**TASK**
Print out every line, exactly as written.

------ RECORDS FOR THIS EXERCISE

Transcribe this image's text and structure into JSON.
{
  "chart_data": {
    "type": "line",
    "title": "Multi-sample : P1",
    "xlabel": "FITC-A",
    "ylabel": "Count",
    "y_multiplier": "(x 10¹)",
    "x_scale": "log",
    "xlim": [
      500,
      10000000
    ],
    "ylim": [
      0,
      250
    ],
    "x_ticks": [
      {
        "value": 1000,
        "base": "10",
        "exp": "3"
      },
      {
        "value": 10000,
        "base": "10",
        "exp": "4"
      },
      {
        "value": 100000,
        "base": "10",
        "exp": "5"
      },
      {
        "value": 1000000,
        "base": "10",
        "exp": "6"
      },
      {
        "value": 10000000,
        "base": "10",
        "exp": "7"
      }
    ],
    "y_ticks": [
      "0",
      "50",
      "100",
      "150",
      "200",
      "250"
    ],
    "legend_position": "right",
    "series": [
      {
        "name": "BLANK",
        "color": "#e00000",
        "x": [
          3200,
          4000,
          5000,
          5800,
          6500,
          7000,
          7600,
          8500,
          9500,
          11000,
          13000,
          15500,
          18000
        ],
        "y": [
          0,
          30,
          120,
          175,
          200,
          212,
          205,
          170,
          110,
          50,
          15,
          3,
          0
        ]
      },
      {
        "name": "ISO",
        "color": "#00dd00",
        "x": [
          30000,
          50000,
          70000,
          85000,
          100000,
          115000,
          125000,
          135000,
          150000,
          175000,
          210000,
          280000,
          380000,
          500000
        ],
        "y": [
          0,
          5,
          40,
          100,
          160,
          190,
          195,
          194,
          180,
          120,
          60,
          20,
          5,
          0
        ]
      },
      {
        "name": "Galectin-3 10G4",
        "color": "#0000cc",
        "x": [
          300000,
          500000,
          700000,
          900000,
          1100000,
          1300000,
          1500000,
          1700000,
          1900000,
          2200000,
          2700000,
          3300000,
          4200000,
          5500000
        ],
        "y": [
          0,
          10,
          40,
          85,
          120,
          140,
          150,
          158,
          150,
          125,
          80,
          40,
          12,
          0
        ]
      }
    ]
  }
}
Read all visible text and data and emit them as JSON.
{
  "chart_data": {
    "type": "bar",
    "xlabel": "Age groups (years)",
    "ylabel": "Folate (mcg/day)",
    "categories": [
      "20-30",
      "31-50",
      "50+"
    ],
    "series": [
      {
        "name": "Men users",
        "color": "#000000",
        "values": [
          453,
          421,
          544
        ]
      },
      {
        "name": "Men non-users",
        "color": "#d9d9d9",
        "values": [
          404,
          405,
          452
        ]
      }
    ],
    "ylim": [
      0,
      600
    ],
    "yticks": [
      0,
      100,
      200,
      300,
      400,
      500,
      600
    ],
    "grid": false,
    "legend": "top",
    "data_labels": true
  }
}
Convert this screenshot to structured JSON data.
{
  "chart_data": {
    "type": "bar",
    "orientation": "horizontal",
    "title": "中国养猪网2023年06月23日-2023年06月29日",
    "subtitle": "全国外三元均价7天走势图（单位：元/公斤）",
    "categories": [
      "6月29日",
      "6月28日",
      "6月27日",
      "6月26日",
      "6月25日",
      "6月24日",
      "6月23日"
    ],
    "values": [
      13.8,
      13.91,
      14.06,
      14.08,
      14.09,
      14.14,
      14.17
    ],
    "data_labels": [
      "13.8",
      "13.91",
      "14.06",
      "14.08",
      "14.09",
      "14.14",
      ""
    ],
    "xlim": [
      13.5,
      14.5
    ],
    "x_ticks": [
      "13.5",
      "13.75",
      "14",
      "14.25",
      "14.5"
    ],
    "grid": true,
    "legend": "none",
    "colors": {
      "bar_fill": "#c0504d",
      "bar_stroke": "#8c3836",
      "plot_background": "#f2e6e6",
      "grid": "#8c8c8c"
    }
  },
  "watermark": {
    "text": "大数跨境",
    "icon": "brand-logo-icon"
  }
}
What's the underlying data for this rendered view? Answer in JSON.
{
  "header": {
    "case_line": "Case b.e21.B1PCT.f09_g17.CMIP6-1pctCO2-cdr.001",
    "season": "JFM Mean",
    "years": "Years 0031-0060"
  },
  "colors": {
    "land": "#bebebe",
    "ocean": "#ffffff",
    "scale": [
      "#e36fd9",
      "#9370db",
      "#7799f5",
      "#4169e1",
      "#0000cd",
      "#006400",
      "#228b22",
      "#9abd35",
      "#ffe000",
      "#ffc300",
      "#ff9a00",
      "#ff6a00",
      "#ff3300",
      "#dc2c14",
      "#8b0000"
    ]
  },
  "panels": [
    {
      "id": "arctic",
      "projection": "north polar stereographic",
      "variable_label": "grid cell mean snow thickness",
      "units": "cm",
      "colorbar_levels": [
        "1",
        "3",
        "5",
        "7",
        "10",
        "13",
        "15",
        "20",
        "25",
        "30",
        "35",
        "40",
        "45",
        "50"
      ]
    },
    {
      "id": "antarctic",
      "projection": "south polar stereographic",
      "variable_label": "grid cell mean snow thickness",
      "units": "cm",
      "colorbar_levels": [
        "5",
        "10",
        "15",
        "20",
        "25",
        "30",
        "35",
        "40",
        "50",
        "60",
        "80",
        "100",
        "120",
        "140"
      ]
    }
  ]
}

------------

**EXERCISE RESULT**
Transcribe this image's text and structure into JSON.
{
  "chart_data": {
    "type": "line",
    "title": "Multi-sample : P1",
    "xlabel": "FITC-A",
    "ylabel": "Count",
    "y_multiplier": "(x 10¹)",
    "x_scale": "log",
    "xlim": [
      500,
      10000000
    ],
    "ylim": [
      0,
      250
    ],
    "x_ticks": [
      {
        "value": 1000,
        "base": "10",
        "exp": "3"
      },
      {
        "value": 10000,
        "base": "10",
        "exp": "4"
      },
      {
        "value": 100000,
        "base": "10",
        "exp": "5"
      },
      {
        "value": 1000000,
        "base": "10",
        "exp": "6"
      },
      {
        "value": 10000000,
        "base": "10",
        "exp": "7"
      }
    ],
    "y_ticks": [
      "0",
      "50",
      "100",
      "150",
      "200",
      "250"
    ],
    "legend_position": "right",
    "series": [
      {
        "name": "BLANK",
        "color": "#e00000",
        "x": [
          3200,
          4000,
          5000,
          5800,
          6500,
          7000,
          7600,
          8500,
          9500,
          11000,
          13000,
          15500,
          18000
        ],
        "y": [
          0,
          30,
          120,
          175,
          200,
          212,
          205,
          170,
          110,
          50,
          15,
          3,
          0
        ]
      },
      {
        "name": "ISO",
        "color": "#00dd00",
        "x": [
          30000,
          50000,
          70000,
          85000,
          100000,
          115000,
          125000,
          135000,
          150000,
          175000,
          210000,
          280000,
          380000,
          500000
        ],
        "y": [
          0,
          5,
          40,
          100,
          160,
          190,
          195,
          194,
          180,
          120,
          60,
          20,
          5,
          0
        ]
      },
      {
        "name": "Galectin-3 10G4",
        "color": "#0000cc",
        "x": [
          300000,
          500000,
          700000,
          900000,
          1100000,
          1300000,
          1500000,
          1700000,
          1900000,
          2200000,
          2700000,
          3300000,
          4200000,
          5500000
        ],
        "y": [
          0,
          10,
          40,
          85,
          120,
          140,
          150,
          158,
          150,
          125,
          80,
          40,
          12,
          0
        ]
      }
    ]
  }
}
Read all visible text and data and emit them as JSON.
{
  "chart_data": {
    "type": "bar",
    "xlabel": "Age groups (years)",
    "ylabel": "Folate (mcg/day)",
    "categories": [
      "20-30",
      "31-50",
      "50+"
    ],
    "series": [
      {
        "name": "Men users",
        "color": "#000000",
        "values": [
          453,
          421,
          544
        ]
      },
      {
        "name": "Men non-users",
        "color": "#d9d9d9",
        "values": [
          404,
          405,
          452
        ]
      }
    ],
    "ylim": [
      0,
      600
    ],
    "yticks": [
      0,
      100,
      200,
      300,
      400,
      500,
      600
    ],
    "grid": false,
    "legend": "top",
    "data_labels": true
  }
}
Convert this screenshot to structured JSON data.
{
  "chart_data": {
    "type": "bar",
    "orientation": "horizontal",
    "title": "中国养猪网2023年06月23日-2023年06月29日",
    "subtitle": "全国外三元均价7天走势图（单位：元/公斤）",
    "categories": [
      "6月29日",
      "6月28日",
      "6月27日",
      "6月26日",
      "6月25日",
      "6月24日",
      "6月23日"
    ],
    "values": [
      13.8,
      13.91,
      14.06,
      14.08,
      14.09,
      14.14,
      14.17
    ],
    "data_labels": [
      "13.8",
      "13.91",
      "14.06",
      "14.08",
      "14.09",
      "14.14",
      ""
    ],
    "xlim": [
      13.5,
      14.5
    ],
    "x_ticks": [
      "13.5",
      "13.75",
      "14",
      "14.25",
      "14.5"
    ],
    "grid": true,
    "legend": "none",
    "colors": {
      "bar_fill": "#c0504d",
      "bar_stroke": "#8c3836",
      "plot_background": "#f2e6e6",
      "grid": "#8c8c8c"
    }
  },
  "watermark": {
    "text": "大数跨境",
    "icon": "brand-logo-icon"
  }
}
What's the underlying data for this rendered view? Answer in JSON.
{
  "header": {
    "case_line": "Case b.e21.B1PCT.f09_g17.CMIP6-1pctCO2-cdr.001",
    "season": "JFM Mean",
    "years": "Years 0031-0060"
  },
  "colors": {
    "land": "#bebebe",
    "ocean": "#ffffff",
    "scale": [
      "#e36fd9",
      "#9370db",
      "#7799f5",
      "#4169e1",
      "#0000cd",
      "#006400",
      "#228b22",
      "#9abd35",
      "#ffe000",
      "#ffc300",
      "#ff9a00",
      "#ff6a00",
      "#ff3300",
      "#dc2c14",
      "#8b0000"
    ]
  },
  "panels": [
    {
      "id": "arctic",
      "projection": "north polar stereographic",
      "variable_label": "grid cell mean snow thickness",
      "units": "cm",
      "colorbar_levels": [
        "1",
        "3",
        "5",
        "7",
        "10",
        "13",
        "15",
        "20",
        "25",
        "30",
        "35",
        "40",
        "45",
        "50"
      ]
    },
    {
      "id": "antarctic",
      "projection": "south polar stereographic",
      "variable_label": "grid cell mean snow thickness",
      "units": "cm",
      "colorbar_levels": [
        "5",
        "10",
        "15",
        "20",
        "25",
        "30",
        "35",
        "40",
        "50",
        "60",
        "80",
        "100",
        "120",
        "140"
      ]
    }
  ]
}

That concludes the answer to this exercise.